## Data records
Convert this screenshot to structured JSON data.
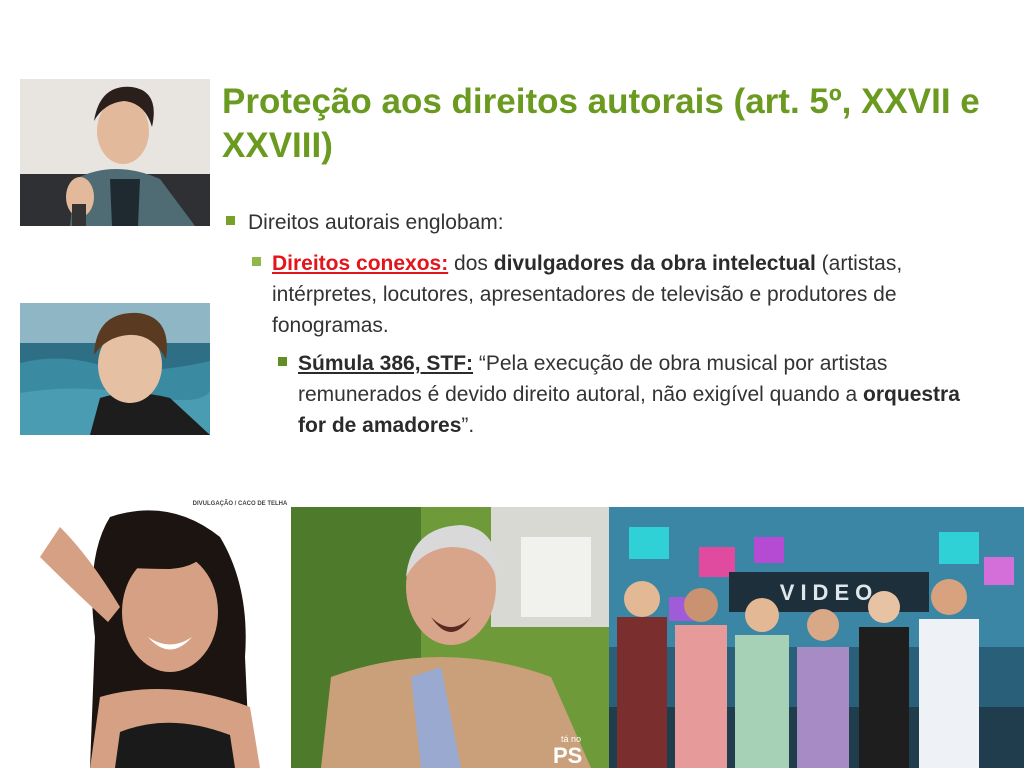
{
  "slide": {
    "title": "Proteção aos direitos autorais (art. 5º, XXVII e XXVIII)",
    "bullet1": "Direitos autorais englobam:",
    "bullet2": {
      "lead": "Direitos conexos:",
      "t1": " dos ",
      "bold": "divulgadores da obra intelectual",
      "t2": " (artistas, intérpretes, locutores, apresentadores de televisão e produtores de fonogramas."
    },
    "bullet3": {
      "lead": "Súmula 386, STF:",
      "t1": " “Pela execução de obra musical por artistas remunerados é devido direito autoral, não exigível quando a ",
      "bold": "orquestra for de amadores",
      "t2": "”."
    },
    "photo_credit": "DIVULGAÇÃO / CACO DE TELHA",
    "tv_logo": "PS",
    "tv_logo_small": "tá no",
    "studio_sign": "VIDEO"
  },
  "colors": {
    "title": "#6a9a1f",
    "highlight": "#e3141b",
    "text": "#333333"
  }
}
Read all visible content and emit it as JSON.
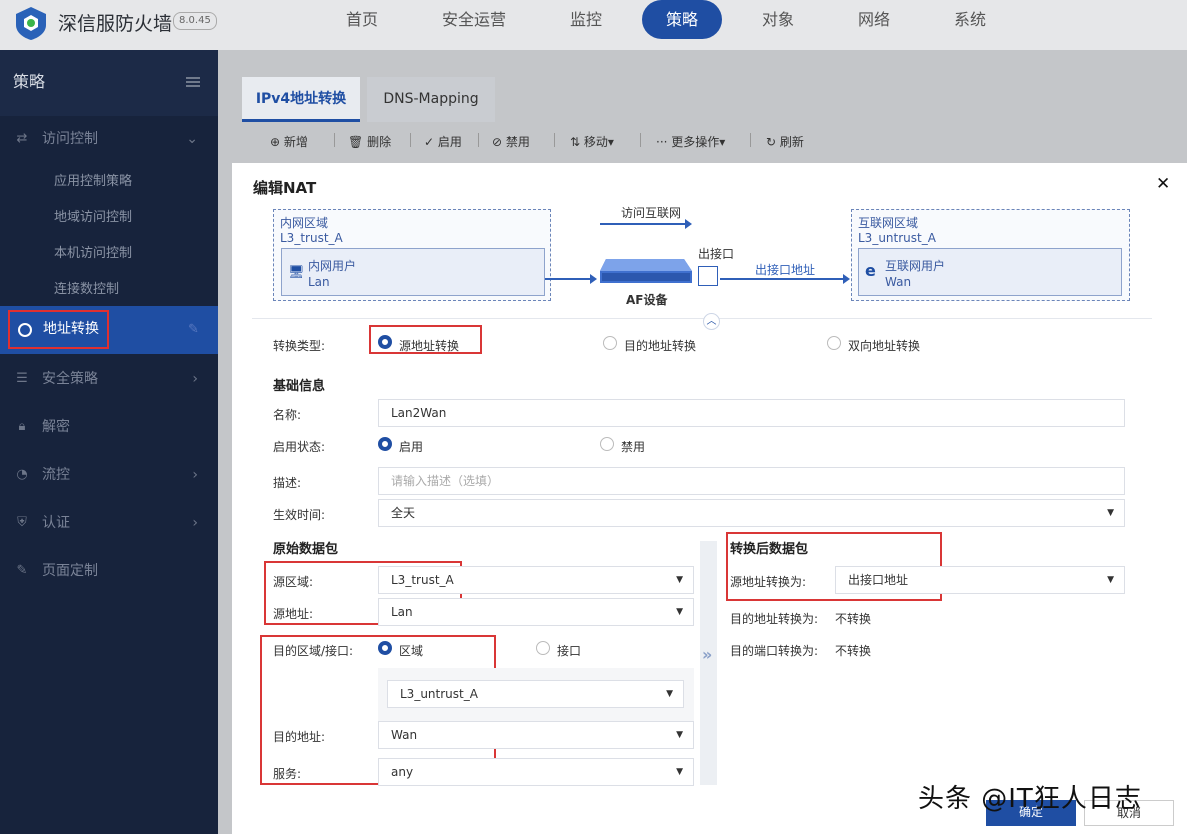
{
  "app": {
    "brand": "深信服防火墙",
    "version": "8.0.45"
  },
  "nav": [
    "首页",
    "安全运营",
    "监控",
    "策略",
    "对象",
    "网络",
    "系统"
  ],
  "nav_active": "策略",
  "sidebar": {
    "title": "策略",
    "groups": [
      {
        "label": "访问控制",
        "icon": "access-control-icon",
        "arrow": "⌄"
      },
      {
        "label": "地址转换",
        "icon": "globe-icon"
      },
      {
        "label": "安全策略",
        "icon": "list-icon",
        "arrow": "›"
      },
      {
        "label": "解密",
        "icon": "lock-icon"
      },
      {
        "label": "流控",
        "icon": "flow-icon",
        "arrow": "›"
      },
      {
        "label": "认证",
        "icon": "shield-icon",
        "arrow": "›"
      },
      {
        "label": "页面定制",
        "icon": "edit-icon"
      }
    ],
    "subitems": [
      "应用控制策略",
      "地域访问控制",
      "本机访问控制",
      "连接数控制"
    ]
  },
  "tabs": [
    "IPv4地址转换",
    "DNS-Mapping"
  ],
  "toolbar": [
    "新增",
    "删除",
    "启用",
    "禁用",
    "移动",
    "更多操作",
    "刷新"
  ],
  "modal": {
    "title": "编辑NAT",
    "diagram": {
      "inner_zone": "内网区域",
      "inner_zone_name": "L3_trust_A",
      "inner_user": "内网用户",
      "inner_iface": "Lan",
      "flow_label": "访问互联网",
      "device": "AF设备",
      "out_iface": "出接口",
      "out_addr": "出接口地址",
      "outer_zone": "互联网区域",
      "outer_zone_name": "L3_untrust_A",
      "outer_user": "互联网用户",
      "outer_iface": "Wan"
    },
    "conv_type_label": "转换类型:",
    "conv_types": [
      "源地址转换",
      "目的地址转换",
      "双向地址转换"
    ],
    "basic_title": "基础信息",
    "name_label": "名称:",
    "name_value": "Lan2Wan",
    "status_label": "启用状态:",
    "status_on": "启用",
    "status_off": "禁用",
    "desc_label": "描述:",
    "desc_placeholder": "请输入描述（选填）",
    "time_label": "生效时间:",
    "time_value": "全天",
    "orig_title": "原始数据包",
    "src_zone_label": "源区域:",
    "src_zone_value": "L3_trust_A",
    "src_addr_label": "源地址:",
    "src_addr_value": "Lan",
    "dst_zone_label": "目的区域/接口:",
    "dst_opt_zone": "区域",
    "dst_opt_iface": "接口",
    "dst_zone_value": "L3_untrust_A",
    "dst_addr_label": "目的地址:",
    "dst_addr_value": "Wan",
    "service_label": "服务:",
    "service_value": "any",
    "after_title": "转换后数据包",
    "src_conv_label": "源地址转换为:",
    "src_conv_value": "出接口地址",
    "dst_conv_label": "目的地址转换为:",
    "dst_conv_value": "不转换",
    "port_conv_label": "目的端口转换为:",
    "port_conv_value": "不转换",
    "ok": "确定",
    "cancel": "取消"
  },
  "watermark": "头条 @IT狂人日志",
  "colors": {
    "accent": "#1f4ea3",
    "highlight": "#d93636",
    "sidebar": "#17233c"
  }
}
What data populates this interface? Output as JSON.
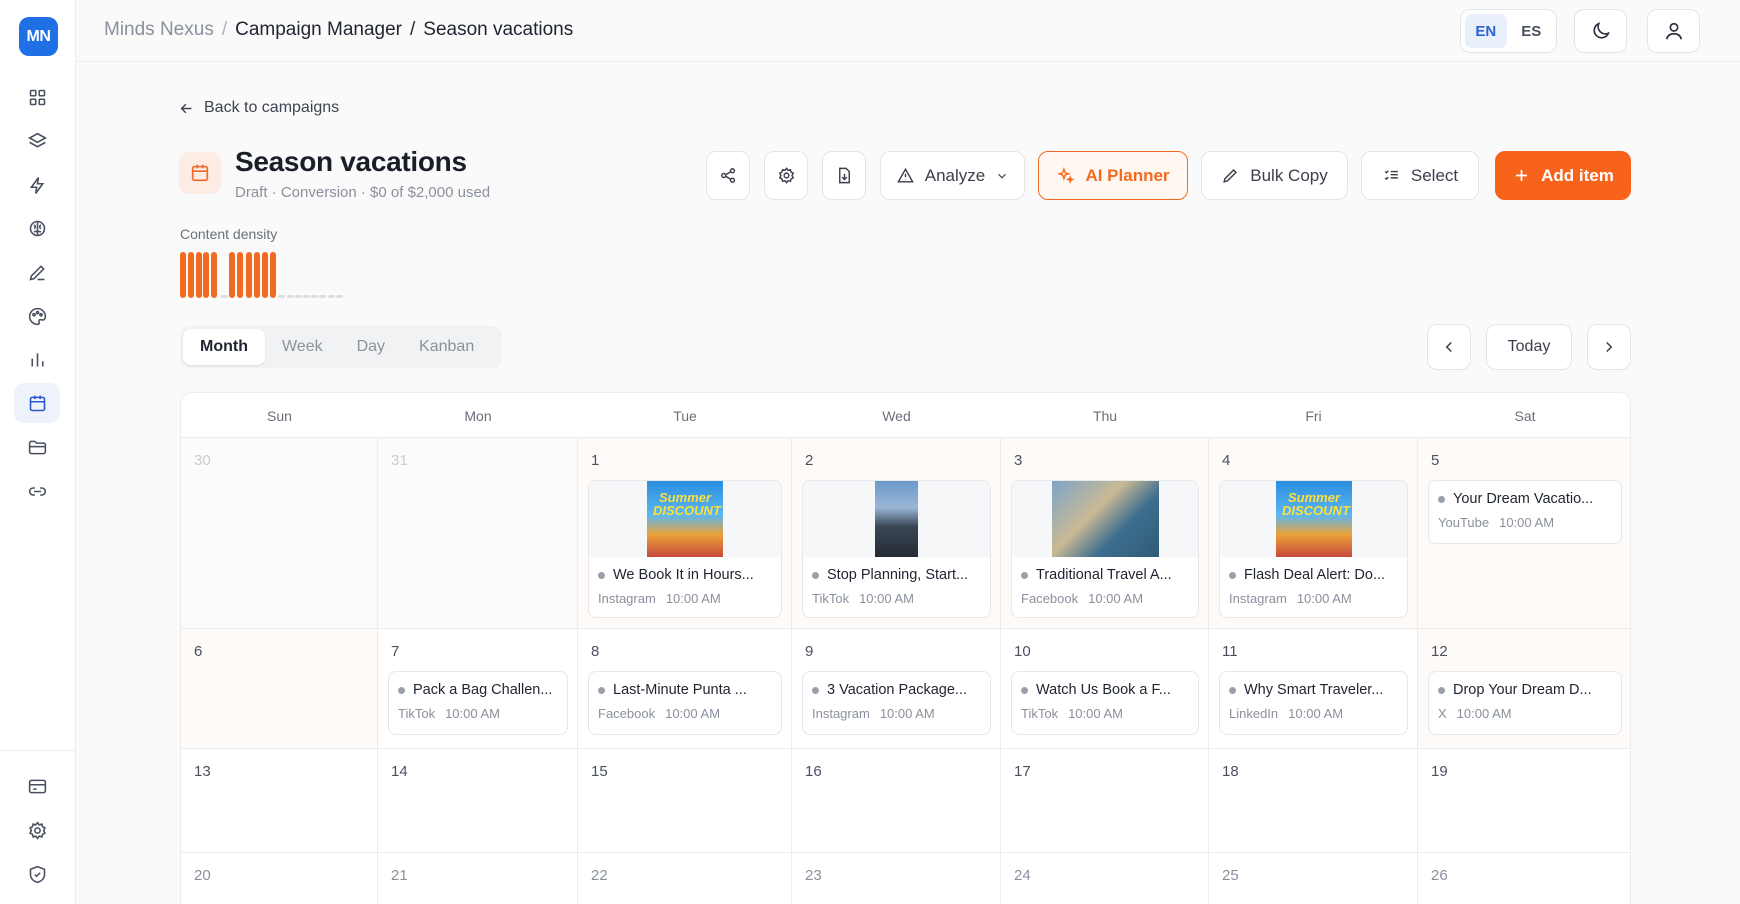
{
  "brand": {
    "logo_text": "MN",
    "accent": "#f7631b",
    "primary": "#1f6fe5"
  },
  "sidebar": {
    "items": [
      {
        "icon": "grid-icon"
      },
      {
        "icon": "layers-icon"
      },
      {
        "icon": "bolt-icon"
      },
      {
        "icon": "brain-icon"
      },
      {
        "icon": "pen-icon"
      },
      {
        "icon": "palette-icon"
      },
      {
        "icon": "bar-chart-icon"
      },
      {
        "icon": "calendar-icon",
        "active": true
      },
      {
        "icon": "folder-icon"
      },
      {
        "icon": "link-icon"
      }
    ],
    "bottom": [
      {
        "icon": "card-icon"
      },
      {
        "icon": "gear-icon"
      },
      {
        "icon": "shield-icon"
      }
    ]
  },
  "breadcrumb": {
    "root": "Minds Nexus",
    "section": "Campaign Manager",
    "page": "Season vacations",
    "sep": "/"
  },
  "lang": {
    "en": "EN",
    "es": "ES",
    "active": "EN"
  },
  "header": {
    "back_label": "Back to campaigns",
    "title": "Season vacations",
    "subtitle": "Draft · Conversion · $0 of $2,000 used"
  },
  "toolbar": {
    "analyze": "Analyze",
    "ai_planner": "AI Planner",
    "bulk_copy": "Bulk Copy",
    "select": "Select",
    "add_item": "Add item"
  },
  "density": {
    "label": "Content density",
    "values": [
      1,
      1,
      1,
      1,
      1,
      0,
      1,
      1,
      1,
      1,
      1,
      1,
      0,
      0,
      0,
      0,
      0,
      0,
      0,
      0
    ]
  },
  "views": {
    "tabs": [
      "Month",
      "Week",
      "Day",
      "Kanban"
    ],
    "active": "Month"
  },
  "nav": {
    "today": "Today"
  },
  "calendar": {
    "weekdays": [
      "Sun",
      "Mon",
      "Tue",
      "Wed",
      "Thu",
      "Fri",
      "Sat"
    ],
    "weeks": [
      [
        "30",
        "31",
        "1",
        "2",
        "3",
        "4",
        "5"
      ],
      [
        "6",
        "7",
        "8",
        "9",
        "10",
        "11",
        "12"
      ],
      [
        "13",
        "14",
        "15",
        "16",
        "17",
        "18",
        "19"
      ],
      [
        "20",
        "21",
        "22",
        "23",
        "24",
        "25",
        "26"
      ]
    ],
    "posts": [
      {
        "title": "We Book It in Hours...",
        "platform": "Instagram",
        "time": "10:00 AM",
        "thumb": "summer-discount"
      },
      {
        "title": "Stop Planning, Start...",
        "platform": "TikTok",
        "time": "10:00 AM",
        "thumb": "road"
      },
      {
        "title": "Traditional Travel A...",
        "platform": "Facebook",
        "time": "10:00 AM",
        "thumb": "beach"
      },
      {
        "title": "Flash Deal Alert: Do...",
        "platform": "Instagram",
        "time": "10:00 AM",
        "thumb": "summer-discount"
      },
      {
        "title": "Your Dream Vacatio...",
        "platform": "YouTube",
        "time": "10:00 AM"
      },
      {
        "title": "Pack a Bag Challen...",
        "platform": "TikTok",
        "time": "10:00 AM"
      },
      {
        "title": "Last-Minute Punta ...",
        "platform": "Facebook",
        "time": "10:00 AM"
      },
      {
        "title": "3 Vacation Package...",
        "platform": "Instagram",
        "time": "10:00 AM"
      },
      {
        "title": "Watch Us Book a F...",
        "platform": "TikTok",
        "time": "10:00 AM"
      },
      {
        "title": "Why Smart Traveler...",
        "platform": "LinkedIn",
        "time": "10:00 AM"
      },
      {
        "title": "Drop Your Dream D...",
        "platform": "X",
        "time": "10:00 AM"
      }
    ],
    "thumb_text": "Summer DISCOUNT"
  }
}
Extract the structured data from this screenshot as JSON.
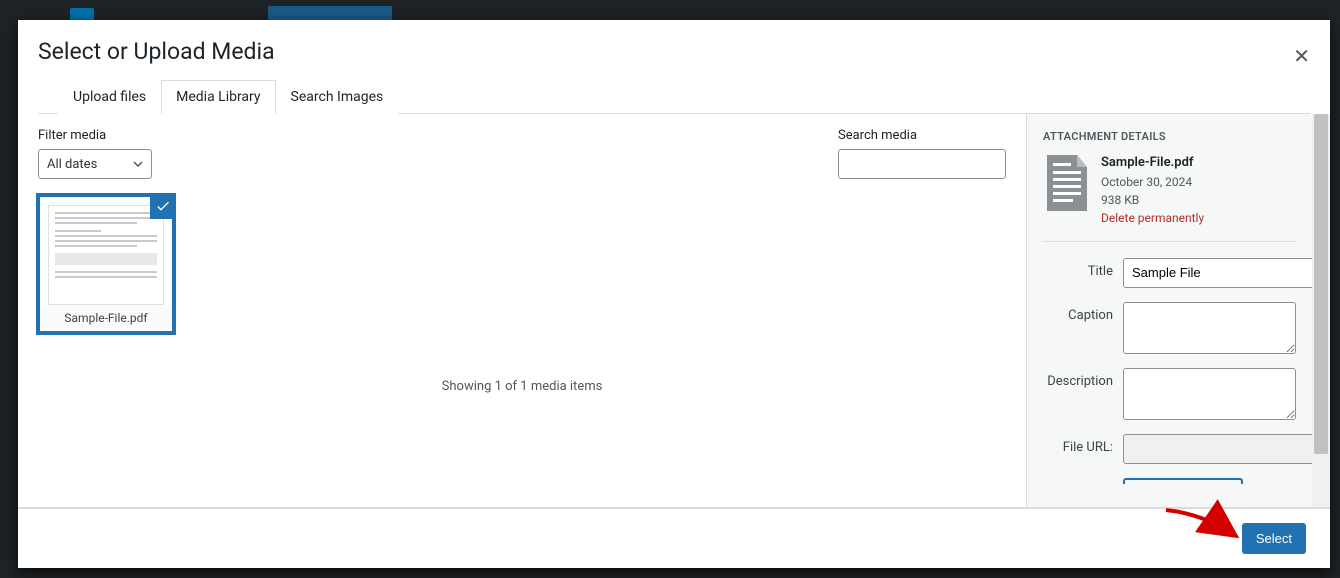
{
  "modal": {
    "title": "Select or Upload Media",
    "tabs": [
      "Upload files",
      "Media Library",
      "Search Images"
    ],
    "active_tab_index": 1
  },
  "filter": {
    "label": "Filter media",
    "date_value": "All dates"
  },
  "search": {
    "label": "Search media",
    "value": ""
  },
  "items": [
    {
      "filename": "Sample-File.pdf",
      "selected": true
    }
  ],
  "status_text": "Showing 1 of 1 media items",
  "details": {
    "heading": "ATTACHMENT DETAILS",
    "filename": "Sample-File.pdf",
    "date": "October 30, 2024",
    "size": "938 KB",
    "delete_label": "Delete permanently",
    "fields": {
      "title_label": "Title",
      "title_value": "Sample File",
      "caption_label": "Caption",
      "caption_value": "",
      "description_label": "Description",
      "description_value": "",
      "fileurl_label": "File URL:",
      "fileurl_value": ""
    }
  },
  "footer": {
    "select_label": "Select"
  }
}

## Exercise
Search the preceding listing for the word "highlight" and pull out every line that holds it.

## Solution for this exercise
    "highlight": "#e3141b",
    "highlight": "#d93636",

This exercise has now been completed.